Repeat the material exactly, leaving nothing out.

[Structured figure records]

** START **

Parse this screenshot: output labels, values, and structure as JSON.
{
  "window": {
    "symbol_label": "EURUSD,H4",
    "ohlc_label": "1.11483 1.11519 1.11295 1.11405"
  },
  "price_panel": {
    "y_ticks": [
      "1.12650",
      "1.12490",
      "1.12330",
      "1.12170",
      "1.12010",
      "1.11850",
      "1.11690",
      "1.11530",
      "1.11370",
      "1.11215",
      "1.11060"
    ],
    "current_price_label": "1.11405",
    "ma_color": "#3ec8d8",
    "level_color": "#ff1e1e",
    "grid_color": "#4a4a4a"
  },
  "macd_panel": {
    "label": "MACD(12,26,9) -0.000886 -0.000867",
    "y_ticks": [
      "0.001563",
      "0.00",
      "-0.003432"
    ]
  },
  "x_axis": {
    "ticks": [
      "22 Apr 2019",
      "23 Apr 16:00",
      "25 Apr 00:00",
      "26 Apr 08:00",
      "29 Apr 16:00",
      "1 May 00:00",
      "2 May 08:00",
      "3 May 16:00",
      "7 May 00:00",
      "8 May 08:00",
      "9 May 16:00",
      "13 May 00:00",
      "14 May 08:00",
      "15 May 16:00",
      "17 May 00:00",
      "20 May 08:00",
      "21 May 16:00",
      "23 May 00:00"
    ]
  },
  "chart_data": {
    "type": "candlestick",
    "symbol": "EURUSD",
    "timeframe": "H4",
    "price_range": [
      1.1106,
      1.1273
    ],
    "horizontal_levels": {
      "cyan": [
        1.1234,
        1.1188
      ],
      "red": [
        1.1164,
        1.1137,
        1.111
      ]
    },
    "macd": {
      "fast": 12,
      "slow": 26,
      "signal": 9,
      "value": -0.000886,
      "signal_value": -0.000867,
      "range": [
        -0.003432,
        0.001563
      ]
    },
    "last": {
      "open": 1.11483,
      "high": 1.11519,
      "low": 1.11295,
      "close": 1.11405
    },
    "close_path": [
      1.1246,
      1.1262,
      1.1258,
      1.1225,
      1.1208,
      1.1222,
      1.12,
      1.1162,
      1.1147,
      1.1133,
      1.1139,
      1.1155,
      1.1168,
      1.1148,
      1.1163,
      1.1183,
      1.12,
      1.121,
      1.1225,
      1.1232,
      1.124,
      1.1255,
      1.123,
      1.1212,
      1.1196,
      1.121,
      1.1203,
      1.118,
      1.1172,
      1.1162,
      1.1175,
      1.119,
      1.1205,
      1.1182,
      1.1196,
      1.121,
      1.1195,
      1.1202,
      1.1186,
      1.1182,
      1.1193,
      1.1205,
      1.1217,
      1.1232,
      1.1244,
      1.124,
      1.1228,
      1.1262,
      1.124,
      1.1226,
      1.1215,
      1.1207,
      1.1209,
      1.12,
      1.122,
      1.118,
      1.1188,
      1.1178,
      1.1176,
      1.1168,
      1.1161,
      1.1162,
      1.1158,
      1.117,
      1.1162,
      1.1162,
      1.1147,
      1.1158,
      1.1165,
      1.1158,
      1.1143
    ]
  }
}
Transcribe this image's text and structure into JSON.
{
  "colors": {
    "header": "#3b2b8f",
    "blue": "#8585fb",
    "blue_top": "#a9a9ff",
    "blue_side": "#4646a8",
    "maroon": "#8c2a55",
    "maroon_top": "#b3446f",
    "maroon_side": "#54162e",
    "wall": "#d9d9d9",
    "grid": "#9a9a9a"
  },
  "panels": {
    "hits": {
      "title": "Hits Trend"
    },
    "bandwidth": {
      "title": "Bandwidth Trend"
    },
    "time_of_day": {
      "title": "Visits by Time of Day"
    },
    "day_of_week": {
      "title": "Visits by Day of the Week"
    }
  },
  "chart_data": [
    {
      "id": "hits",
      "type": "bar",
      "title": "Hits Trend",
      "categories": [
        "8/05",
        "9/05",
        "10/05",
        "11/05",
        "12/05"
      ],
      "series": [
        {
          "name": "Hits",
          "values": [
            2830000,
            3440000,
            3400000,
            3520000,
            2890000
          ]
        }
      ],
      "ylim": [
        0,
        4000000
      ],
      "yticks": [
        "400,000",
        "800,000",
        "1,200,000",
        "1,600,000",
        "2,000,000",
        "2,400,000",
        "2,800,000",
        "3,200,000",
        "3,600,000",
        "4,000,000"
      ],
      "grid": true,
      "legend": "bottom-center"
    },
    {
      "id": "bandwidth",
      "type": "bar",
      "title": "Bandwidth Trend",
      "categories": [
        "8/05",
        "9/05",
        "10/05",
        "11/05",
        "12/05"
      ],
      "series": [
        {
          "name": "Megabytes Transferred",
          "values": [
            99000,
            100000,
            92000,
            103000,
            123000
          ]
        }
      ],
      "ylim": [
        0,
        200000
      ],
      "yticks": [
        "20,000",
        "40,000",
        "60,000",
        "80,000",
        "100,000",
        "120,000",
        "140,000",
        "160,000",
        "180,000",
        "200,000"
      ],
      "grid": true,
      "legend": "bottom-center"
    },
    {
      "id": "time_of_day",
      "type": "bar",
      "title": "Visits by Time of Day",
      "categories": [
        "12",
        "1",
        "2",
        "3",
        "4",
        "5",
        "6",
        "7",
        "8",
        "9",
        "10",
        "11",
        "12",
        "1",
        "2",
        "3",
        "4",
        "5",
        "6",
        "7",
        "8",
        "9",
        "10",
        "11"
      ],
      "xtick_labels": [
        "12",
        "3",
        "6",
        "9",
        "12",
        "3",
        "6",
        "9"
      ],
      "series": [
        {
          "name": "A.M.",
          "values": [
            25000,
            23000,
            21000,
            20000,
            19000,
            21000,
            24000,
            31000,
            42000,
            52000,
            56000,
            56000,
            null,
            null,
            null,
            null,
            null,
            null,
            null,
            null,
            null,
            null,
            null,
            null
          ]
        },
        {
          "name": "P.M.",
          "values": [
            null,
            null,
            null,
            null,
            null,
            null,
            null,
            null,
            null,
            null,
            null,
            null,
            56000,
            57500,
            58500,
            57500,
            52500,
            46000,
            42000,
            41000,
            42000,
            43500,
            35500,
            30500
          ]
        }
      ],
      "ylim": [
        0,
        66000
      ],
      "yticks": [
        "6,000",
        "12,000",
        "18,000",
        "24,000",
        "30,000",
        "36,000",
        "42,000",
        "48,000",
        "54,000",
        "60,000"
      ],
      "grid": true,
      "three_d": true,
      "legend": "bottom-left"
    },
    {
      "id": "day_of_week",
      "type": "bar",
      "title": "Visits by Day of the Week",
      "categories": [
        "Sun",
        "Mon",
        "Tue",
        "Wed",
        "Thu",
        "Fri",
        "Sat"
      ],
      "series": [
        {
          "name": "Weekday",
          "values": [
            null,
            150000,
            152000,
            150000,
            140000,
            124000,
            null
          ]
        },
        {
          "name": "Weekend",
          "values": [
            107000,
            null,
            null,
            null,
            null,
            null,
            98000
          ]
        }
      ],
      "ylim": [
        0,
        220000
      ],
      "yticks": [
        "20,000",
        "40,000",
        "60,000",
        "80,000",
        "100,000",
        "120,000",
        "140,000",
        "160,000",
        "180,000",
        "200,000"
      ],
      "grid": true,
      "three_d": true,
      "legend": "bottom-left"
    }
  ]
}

** END **

**Full output:**
Parse this screenshot: output labels, values, and structure as JSON.
{
  "window": {
    "symbol_label": "EURUSD,H4",
    "ohlc_label": "1.11483 1.11519 1.11295 1.11405"
  },
  "price_panel": {
    "y_ticks": [
      "1.12650",
      "1.12490",
      "1.12330",
      "1.12170",
      "1.12010",
      "1.11850",
      "1.11690",
      "1.11530",
      "1.11370",
      "1.11215",
      "1.11060"
    ],
    "current_price_label": "1.11405",
    "ma_color": "#3ec8d8",
    "level_color": "#ff1e1e",
    "grid_color": "#4a4a4a"
  },
  "macd_panel": {
    "label": "MACD(12,26,9) -0.000886 -0.000867",
    "y_ticks": [
      "0.001563",
      "0.00",
      "-0.003432"
    ]
  },
  "x_axis": {
    "ticks": [
      "22 Apr 2019",
      "23 Apr 16:00",
      "25 Apr 00:00",
      "26 Apr 08:00",
      "29 Apr 16:00",
      "1 May 00:00",
      "2 May 08:00",
      "3 May 16:00",
      "7 May 00:00",
      "8 May 08:00",
      "9 May 16:00",
      "13 May 00:00",
      "14 May 08:00",
      "15 May 16:00",
      "17 May 00:00",
      "20 May 08:00",
      "21 May 16:00",
      "23 May 00:00"
    ]
  },
  "chart_data": {
    "type": "candlestick",
    "symbol": "EURUSD",
    "timeframe": "H4",
    "price_range": [
      1.1106,
      1.1273
    ],
    "horizontal_levels": {
      "cyan": [
        1.1234,
        1.1188
      ],
      "red": [
        1.1164,
        1.1137,
        1.111
      ]
    },
    "macd": {
      "fast": 12,
      "slow": 26,
      "signal": 9,
      "value": -0.000886,
      "signal_value": -0.000867,
      "range": [
        -0.003432,
        0.001563
      ]
    },
    "last": {
      "open": 1.11483,
      "high": 1.11519,
      "low": 1.11295,
      "close": 1.11405
    },
    "close_path": [
      1.1246,
      1.1262,
      1.1258,
      1.1225,
      1.1208,
      1.1222,
      1.12,
      1.1162,
      1.1147,
      1.1133,
      1.1139,
      1.1155,
      1.1168,
      1.1148,
      1.1163,
      1.1183,
      1.12,
      1.121,
      1.1225,
      1.1232,
      1.124,
      1.1255,
      1.123,
      1.1212,
      1.1196,
      1.121,
      1.1203,
      1.118,
      1.1172,
      1.1162,
      1.1175,
      1.119,
      1.1205,
      1.1182,
      1.1196,
      1.121,
      1.1195,
      1.1202,
      1.1186,
      1.1182,
      1.1193,
      1.1205,
      1.1217,
      1.1232,
      1.1244,
      1.124,
      1.1228,
      1.1262,
      1.124,
      1.1226,
      1.1215,
      1.1207,
      1.1209,
      1.12,
      1.122,
      1.118,
      1.1188,
      1.1178,
      1.1176,
      1.1168,
      1.1161,
      1.1162,
      1.1158,
      1.117,
      1.1162,
      1.1162,
      1.1147,
      1.1158,
      1.1165,
      1.1158,
      1.1143
    ]
  }
}
Transcribe this image's text and structure into JSON.
{
  "colors": {
    "header": "#3b2b8f",
    "blue": "#8585fb",
    "blue_top": "#a9a9ff",
    "blue_side": "#4646a8",
    "maroon": "#8c2a55",
    "maroon_top": "#b3446f",
    "maroon_side": "#54162e",
    "wall": "#d9d9d9",
    "grid": "#9a9a9a"
  },
  "panels": {
    "hits": {
      "title": "Hits Trend"
    },
    "bandwidth": {
      "title": "Bandwidth Trend"
    },
    "time_of_day": {
      "title": "Visits by Time of Day"
    },
    "day_of_week": {
      "title": "Visits by Day of the Week"
    }
  },
  "chart_data": [
    {
      "id": "hits",
      "type": "bar",
      "title": "Hits Trend",
      "categories": [
        "8/05",
        "9/05",
        "10/05",
        "11/05",
        "12/05"
      ],
      "series": [
        {
          "name": "Hits",
          "values": [
            2830000,
            3440000,
            3400000,
            3520000,
            2890000
          ]
        }
      ],
      "ylim": [
        0,
        4000000
      ],
      "yticks": [
        "400,000",
        "800,000",
        "1,200,000",
        "1,600,000",
        "2,000,000",
        "2,400,000",
        "2,800,000",
        "3,200,000",
        "3,600,000",
        "4,000,000"
      ],
      "grid": true,
      "legend": "bottom-center"
    },
    {
      "id": "bandwidth",
      "type": "bar",
      "title": "Bandwidth Trend",
      "categories": [
        "8/05",
        "9/05",
        "10/05",
        "11/05",
        "12/05"
      ],
      "series": [
        {
          "name": "Megabytes Transferred",
          "values": [
            99000,
            100000,
            92000,
            103000,
            123000
          ]
        }
      ],
      "ylim": [
        0,
        200000
      ],
      "yticks": [
        "20,000",
        "40,000",
        "60,000",
        "80,000",
        "100,000",
        "120,000",
        "140,000",
        "160,000",
        "180,000",
        "200,000"
      ],
      "grid": true,
      "legend": "bottom-center"
    },
    {
      "id": "time_of_day",
      "type": "bar",
      "title": "Visits by Time of Day",
      "categories": [
        "12",
        "1",
        "2",
        "3",
        "4",
        "5",
        "6",
        "7",
        "8",
        "9",
        "10",
        "11",
        "12",
        "1",
        "2",
        "3",
        "4",
        "5",
        "6",
        "7",
        "8",
        "9",
        "10",
        "11"
      ],
      "xtick_labels": [
        "12",
        "3",
        "6",
        "9",
        "12",
        "3",
        "6",
        "9"
      ],
      "series": [
        {
          "name": "A.M.",
          "values": [
            25000,
            23000,
            21000,
            20000,
            19000,
            21000,
            24000,
            31000,
            42000,
            52000,
            56000,
            56000,
            null,
            null,
            null,
            null,
            null,
            null,
            null,
            null,
            null,
            null,
            null,
            null
          ]
        },
        {
          "name": "P.M.",
          "values": [
            null,
            null,
            null,
            null,
            null,
            null,
            null,
            null,
            null,
            null,
            null,
            null,
            56000,
            57500,
            58500,
            57500,
            52500,
            46000,
            42000,
            41000,
            42000,
            43500,
            35500,
            30500
          ]
        }
      ],
      "ylim": [
        0,
        66000
      ],
      "yticks": [
        "6,000",
        "12,000",
        "18,000",
        "24,000",
        "30,000",
        "36,000",
        "42,000",
        "48,000",
        "54,000",
        "60,000"
      ],
      "grid": true,
      "three_d": true,
      "legend": "bottom-left"
    },
    {
      "id": "day_of_week",
      "type": "bar",
      "title": "Visits by Day of the Week",
      "categories": [
        "Sun",
        "Mon",
        "Tue",
        "Wed",
        "Thu",
        "Fri",
        "Sat"
      ],
      "series": [
        {
          "name": "Weekday",
          "values": [
            null,
            150000,
            152000,
            150000,
            140000,
            124000,
            null
          ]
        },
        {
          "name": "Weekend",
          "values": [
            107000,
            null,
            null,
            null,
            null,
            null,
            98000
          ]
        }
      ],
      "ylim": [
        0,
        220000
      ],
      "yticks": [
        "20,000",
        "40,000",
        "60,000",
        "80,000",
        "100,000",
        "120,000",
        "140,000",
        "160,000",
        "180,000",
        "200,000"
      ],
      "grid": true,
      "three_d": true,
      "legend": "bottom-left"
    }
  ]
}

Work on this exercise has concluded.